**Dataset items**

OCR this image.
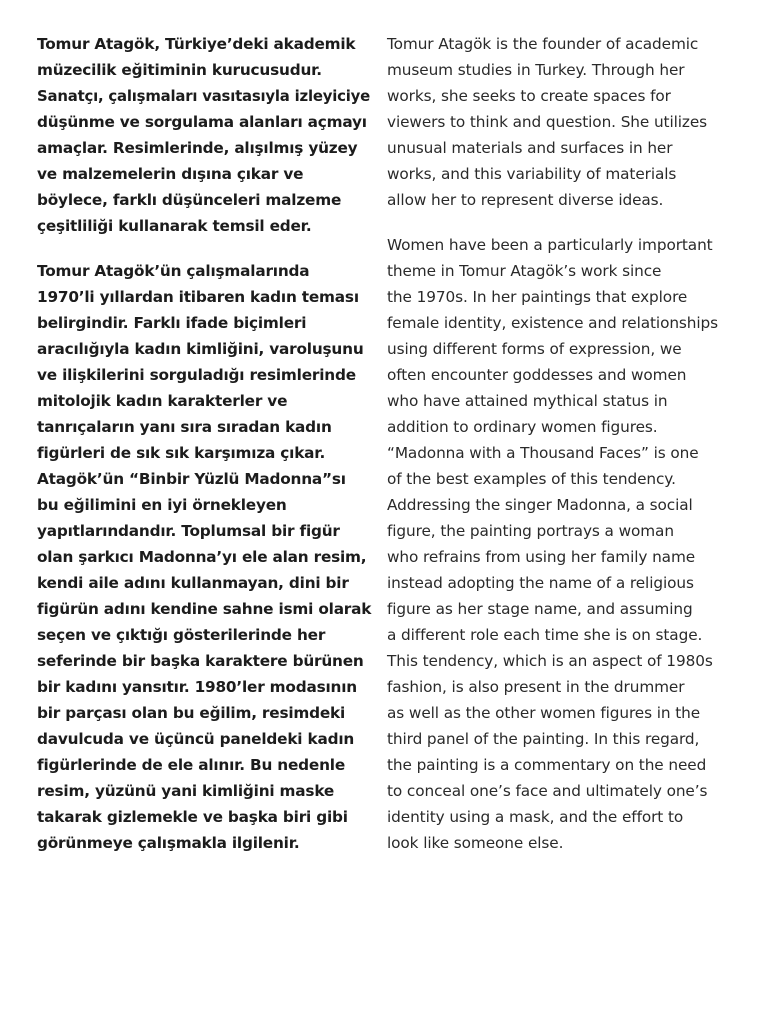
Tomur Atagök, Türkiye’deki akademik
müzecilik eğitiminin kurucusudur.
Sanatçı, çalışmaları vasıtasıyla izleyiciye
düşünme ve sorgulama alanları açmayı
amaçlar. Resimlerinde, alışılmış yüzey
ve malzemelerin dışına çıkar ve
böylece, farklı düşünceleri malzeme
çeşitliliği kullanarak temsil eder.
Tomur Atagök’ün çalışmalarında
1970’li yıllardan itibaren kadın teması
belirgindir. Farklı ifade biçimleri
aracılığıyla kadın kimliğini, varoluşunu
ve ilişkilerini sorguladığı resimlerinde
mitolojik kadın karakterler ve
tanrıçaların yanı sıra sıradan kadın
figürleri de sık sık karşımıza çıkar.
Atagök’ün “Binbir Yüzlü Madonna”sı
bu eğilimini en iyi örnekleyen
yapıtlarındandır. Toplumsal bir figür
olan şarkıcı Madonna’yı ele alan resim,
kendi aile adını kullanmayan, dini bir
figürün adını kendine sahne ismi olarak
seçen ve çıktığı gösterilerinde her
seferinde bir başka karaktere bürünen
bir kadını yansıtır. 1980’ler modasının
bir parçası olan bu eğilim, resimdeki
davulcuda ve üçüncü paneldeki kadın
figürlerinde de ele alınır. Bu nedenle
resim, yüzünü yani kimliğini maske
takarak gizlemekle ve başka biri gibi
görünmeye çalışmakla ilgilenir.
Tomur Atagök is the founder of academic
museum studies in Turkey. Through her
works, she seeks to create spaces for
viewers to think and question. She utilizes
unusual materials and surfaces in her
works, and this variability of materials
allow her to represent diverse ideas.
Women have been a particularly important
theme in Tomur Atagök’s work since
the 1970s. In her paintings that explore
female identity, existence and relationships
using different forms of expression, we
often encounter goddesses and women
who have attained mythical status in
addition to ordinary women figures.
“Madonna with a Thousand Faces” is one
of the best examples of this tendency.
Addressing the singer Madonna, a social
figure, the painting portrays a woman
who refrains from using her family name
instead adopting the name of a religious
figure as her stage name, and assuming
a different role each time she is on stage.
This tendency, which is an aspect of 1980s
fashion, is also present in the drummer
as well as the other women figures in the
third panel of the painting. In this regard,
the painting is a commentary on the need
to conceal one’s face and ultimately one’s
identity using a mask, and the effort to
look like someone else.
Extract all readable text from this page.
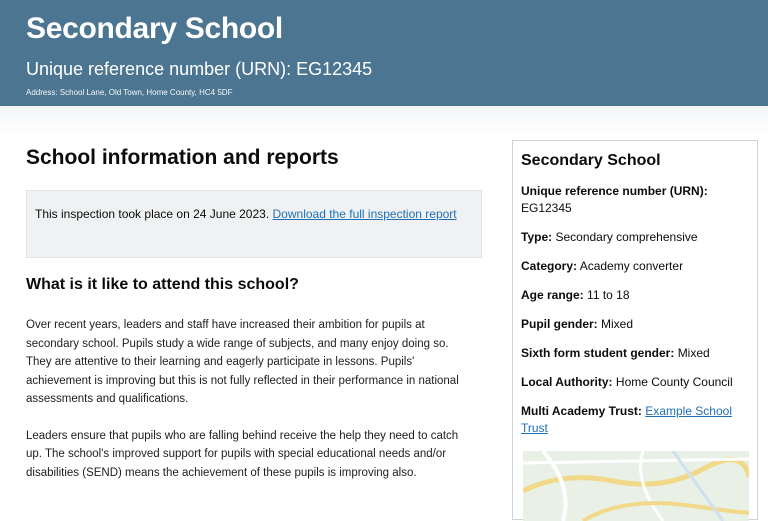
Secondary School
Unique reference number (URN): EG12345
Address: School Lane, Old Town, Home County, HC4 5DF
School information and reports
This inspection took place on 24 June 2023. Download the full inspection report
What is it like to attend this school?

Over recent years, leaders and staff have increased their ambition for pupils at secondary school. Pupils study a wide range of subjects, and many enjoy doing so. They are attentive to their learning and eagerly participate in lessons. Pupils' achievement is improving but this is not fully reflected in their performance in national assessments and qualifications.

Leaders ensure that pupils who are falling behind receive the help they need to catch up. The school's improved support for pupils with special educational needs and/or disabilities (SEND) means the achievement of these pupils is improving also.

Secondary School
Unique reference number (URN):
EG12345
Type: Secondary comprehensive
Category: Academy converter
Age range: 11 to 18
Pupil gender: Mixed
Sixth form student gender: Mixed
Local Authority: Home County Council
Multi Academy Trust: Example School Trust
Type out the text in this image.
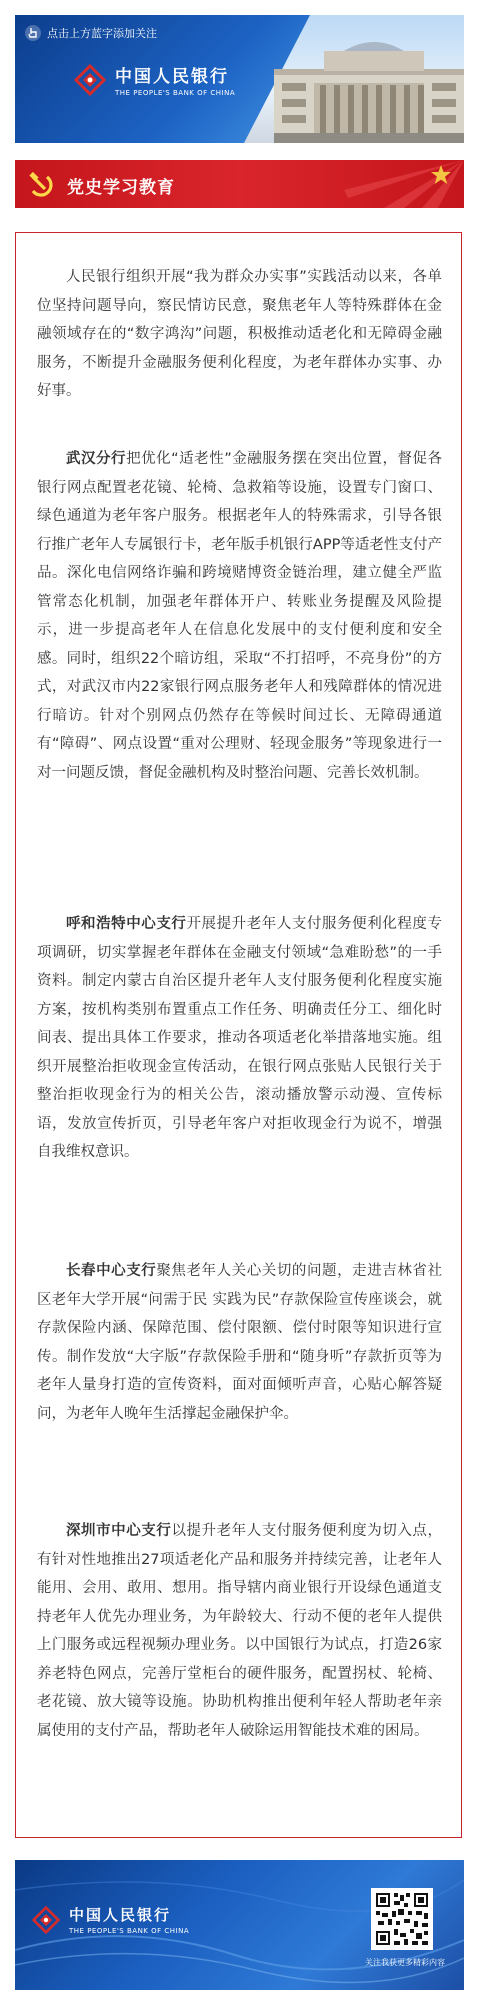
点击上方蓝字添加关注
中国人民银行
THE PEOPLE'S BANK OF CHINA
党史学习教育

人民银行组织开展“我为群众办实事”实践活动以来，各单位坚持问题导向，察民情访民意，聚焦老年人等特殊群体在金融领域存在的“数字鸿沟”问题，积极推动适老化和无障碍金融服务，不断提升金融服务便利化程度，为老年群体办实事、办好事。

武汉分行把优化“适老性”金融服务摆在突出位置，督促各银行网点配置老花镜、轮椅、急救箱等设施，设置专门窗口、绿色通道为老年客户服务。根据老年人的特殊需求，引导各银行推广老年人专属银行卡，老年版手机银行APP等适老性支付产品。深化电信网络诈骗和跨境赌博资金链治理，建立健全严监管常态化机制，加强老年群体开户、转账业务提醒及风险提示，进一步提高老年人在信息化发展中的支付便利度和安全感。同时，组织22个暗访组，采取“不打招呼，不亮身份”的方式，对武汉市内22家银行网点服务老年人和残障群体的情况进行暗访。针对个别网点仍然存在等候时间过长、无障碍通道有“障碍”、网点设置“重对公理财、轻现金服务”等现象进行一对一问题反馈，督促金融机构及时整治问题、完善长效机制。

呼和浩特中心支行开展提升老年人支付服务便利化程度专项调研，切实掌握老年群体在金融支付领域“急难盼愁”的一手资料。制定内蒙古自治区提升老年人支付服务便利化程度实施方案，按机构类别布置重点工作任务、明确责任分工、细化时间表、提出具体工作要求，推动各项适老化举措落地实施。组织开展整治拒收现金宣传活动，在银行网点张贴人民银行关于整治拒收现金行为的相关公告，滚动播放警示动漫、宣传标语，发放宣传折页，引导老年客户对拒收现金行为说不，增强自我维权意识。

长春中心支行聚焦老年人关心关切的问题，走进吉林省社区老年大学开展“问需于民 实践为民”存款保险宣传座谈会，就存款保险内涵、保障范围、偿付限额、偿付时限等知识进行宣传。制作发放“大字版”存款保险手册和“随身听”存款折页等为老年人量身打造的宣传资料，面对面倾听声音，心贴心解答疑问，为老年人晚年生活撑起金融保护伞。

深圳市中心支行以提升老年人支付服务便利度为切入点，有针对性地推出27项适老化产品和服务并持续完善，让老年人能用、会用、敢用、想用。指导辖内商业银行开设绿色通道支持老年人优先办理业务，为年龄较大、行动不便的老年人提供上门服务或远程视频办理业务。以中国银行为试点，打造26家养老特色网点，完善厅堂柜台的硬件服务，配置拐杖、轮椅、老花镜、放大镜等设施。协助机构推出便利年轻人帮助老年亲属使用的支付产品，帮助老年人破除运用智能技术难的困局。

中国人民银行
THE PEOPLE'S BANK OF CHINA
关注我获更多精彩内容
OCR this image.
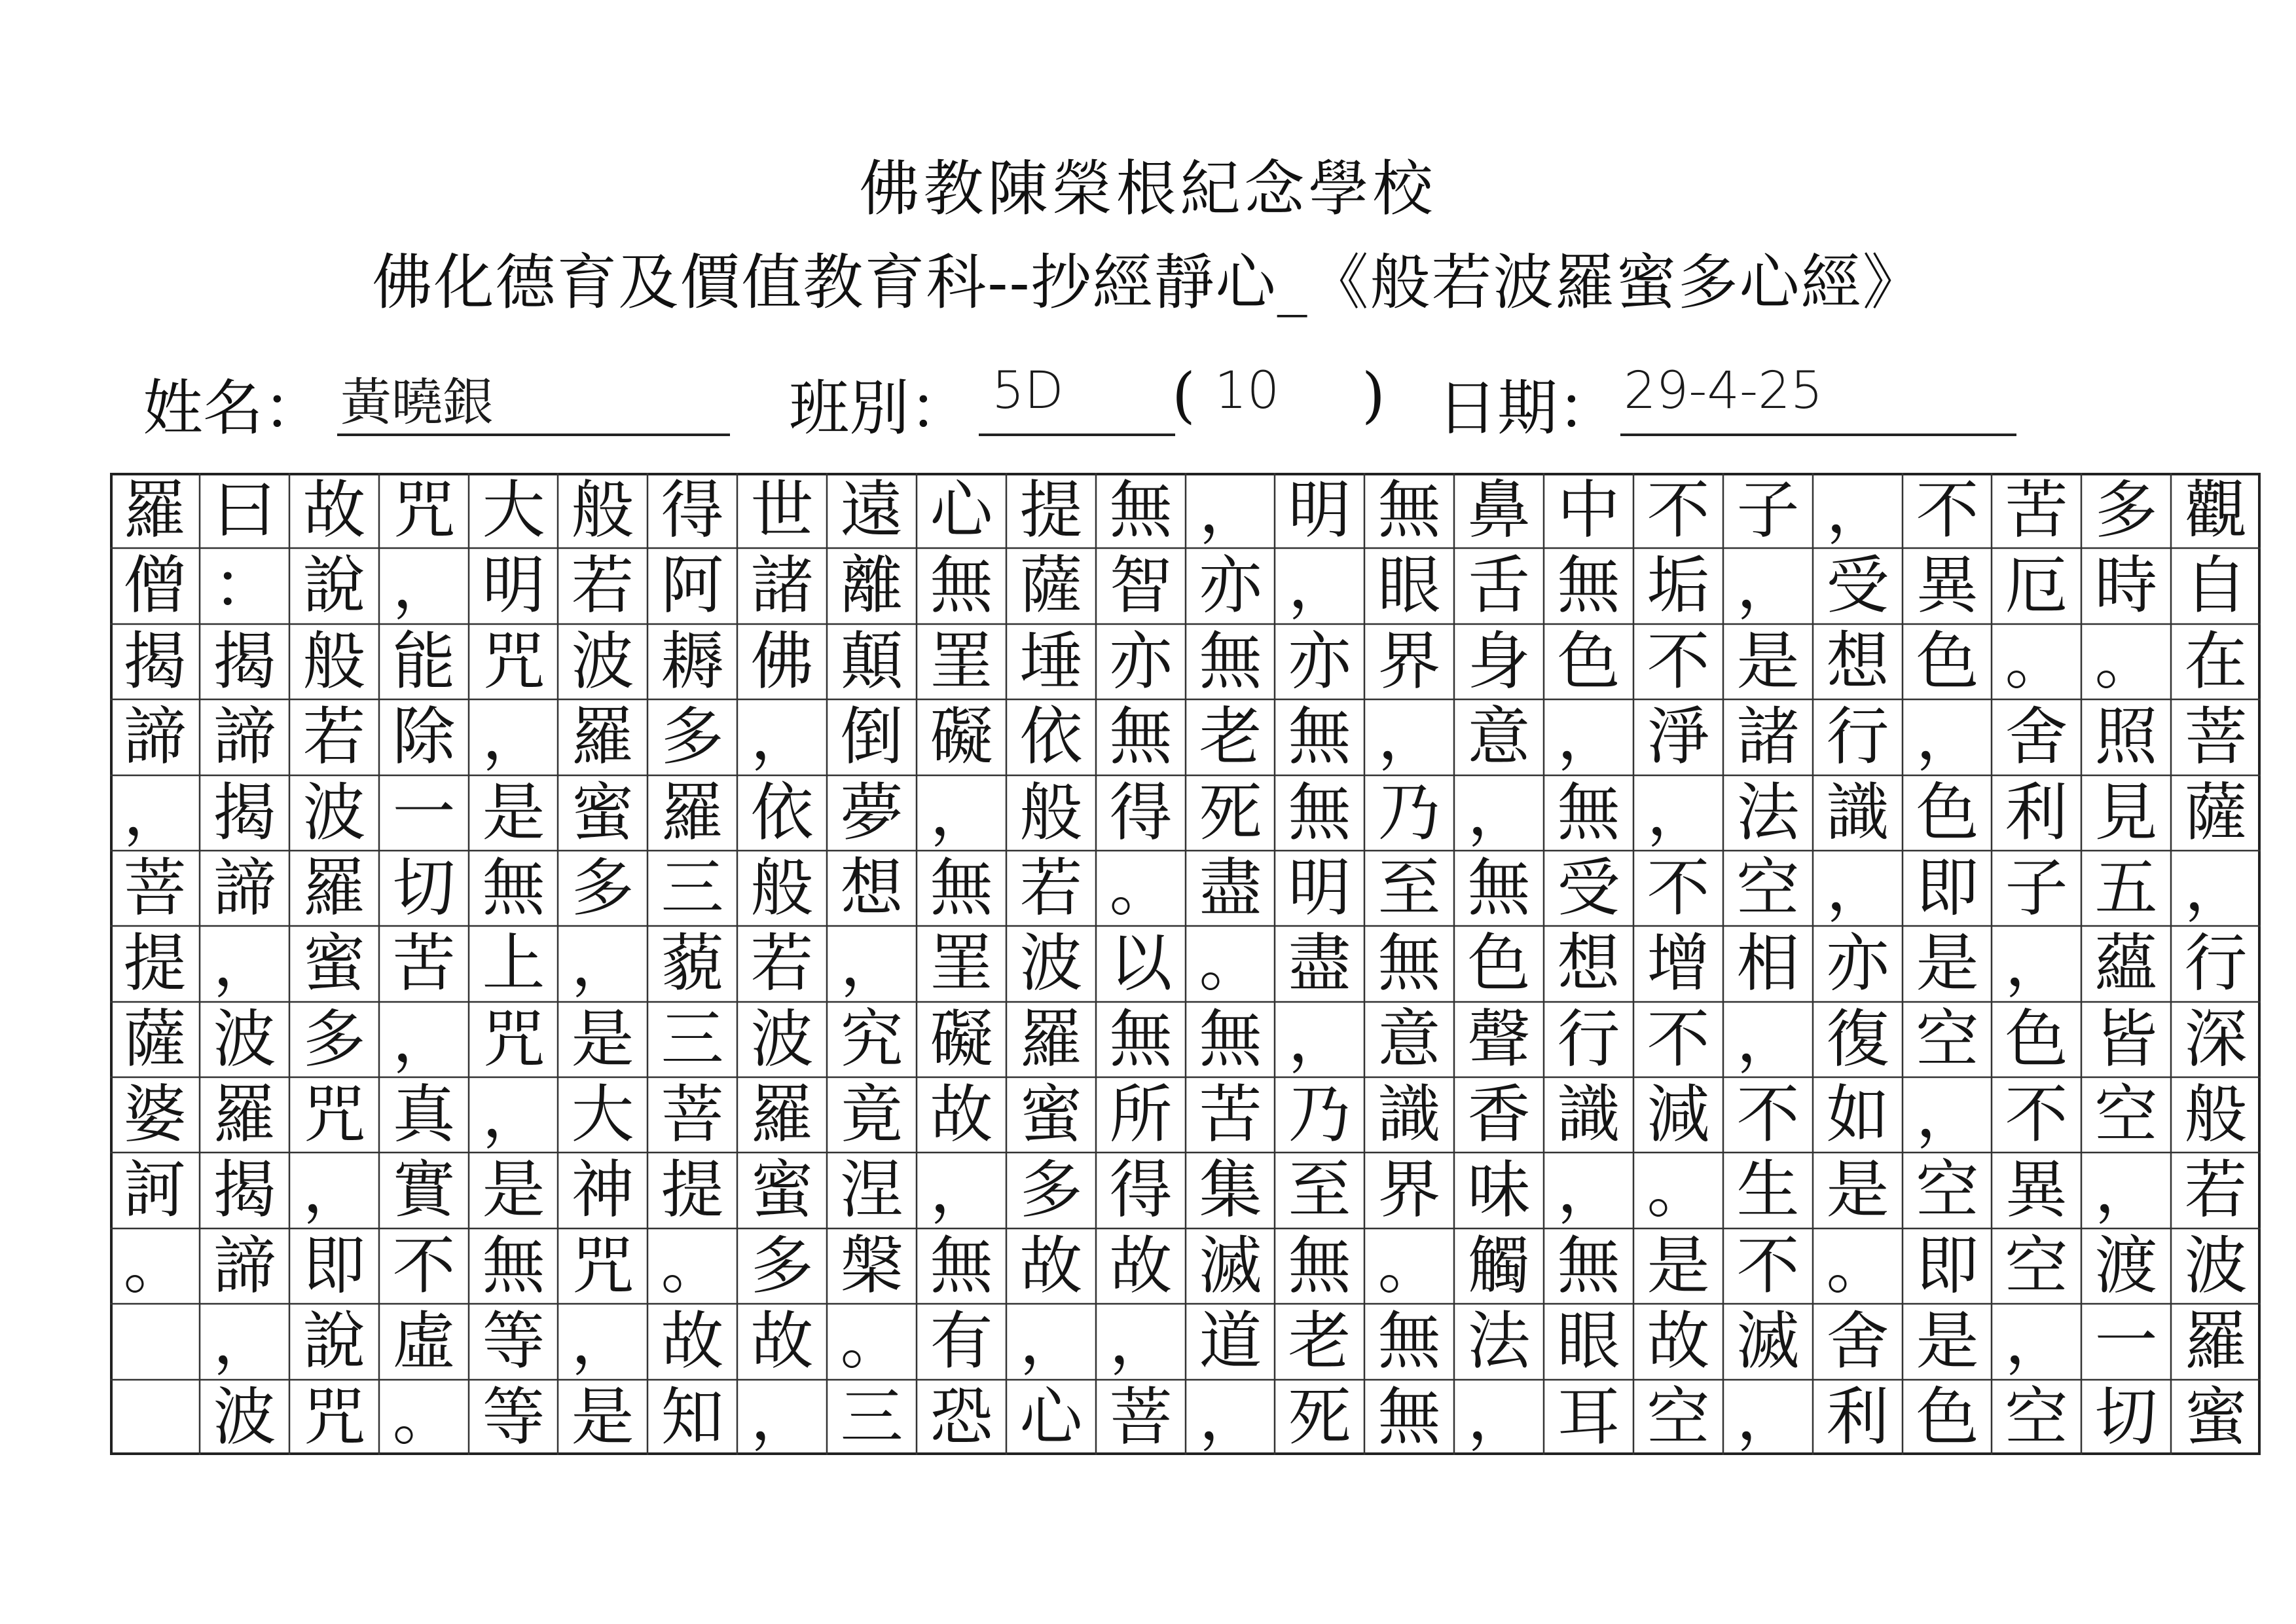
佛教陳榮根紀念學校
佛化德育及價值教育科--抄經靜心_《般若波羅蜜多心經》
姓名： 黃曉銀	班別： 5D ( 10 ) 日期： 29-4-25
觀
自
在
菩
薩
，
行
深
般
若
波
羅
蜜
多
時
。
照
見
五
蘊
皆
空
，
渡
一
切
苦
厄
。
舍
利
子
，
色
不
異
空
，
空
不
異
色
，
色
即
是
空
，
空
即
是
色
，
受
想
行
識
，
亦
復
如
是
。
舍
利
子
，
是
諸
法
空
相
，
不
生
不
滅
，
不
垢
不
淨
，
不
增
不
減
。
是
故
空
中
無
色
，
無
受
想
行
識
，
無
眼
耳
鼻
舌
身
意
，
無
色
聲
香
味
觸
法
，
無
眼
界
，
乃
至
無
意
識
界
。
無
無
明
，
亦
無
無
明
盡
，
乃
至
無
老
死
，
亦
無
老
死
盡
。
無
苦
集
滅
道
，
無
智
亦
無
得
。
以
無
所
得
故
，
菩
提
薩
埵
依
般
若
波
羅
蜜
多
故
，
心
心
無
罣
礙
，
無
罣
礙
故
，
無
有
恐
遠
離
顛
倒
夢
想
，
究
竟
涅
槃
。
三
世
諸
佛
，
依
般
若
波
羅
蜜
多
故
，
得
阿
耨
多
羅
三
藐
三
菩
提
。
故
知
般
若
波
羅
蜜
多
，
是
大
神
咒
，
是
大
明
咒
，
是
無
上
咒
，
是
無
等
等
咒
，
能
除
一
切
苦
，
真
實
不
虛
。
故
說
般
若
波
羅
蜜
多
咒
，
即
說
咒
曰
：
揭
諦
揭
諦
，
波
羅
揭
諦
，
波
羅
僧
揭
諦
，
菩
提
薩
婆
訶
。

**WHAT YOU SHOULD DO**
Copy each line of the records above that carries the word "Atagök".

**RESULT FOR THIS EXERCISE**
Tomur Atagök, Türkiye’deki akademik
Tomur Atagök’ün çalışmalarında
Atagök’ün “Binbir Yüzlü Madonna”sı
Tomur Atagök is the founder of academic
theme in Tomur Atagök’s work since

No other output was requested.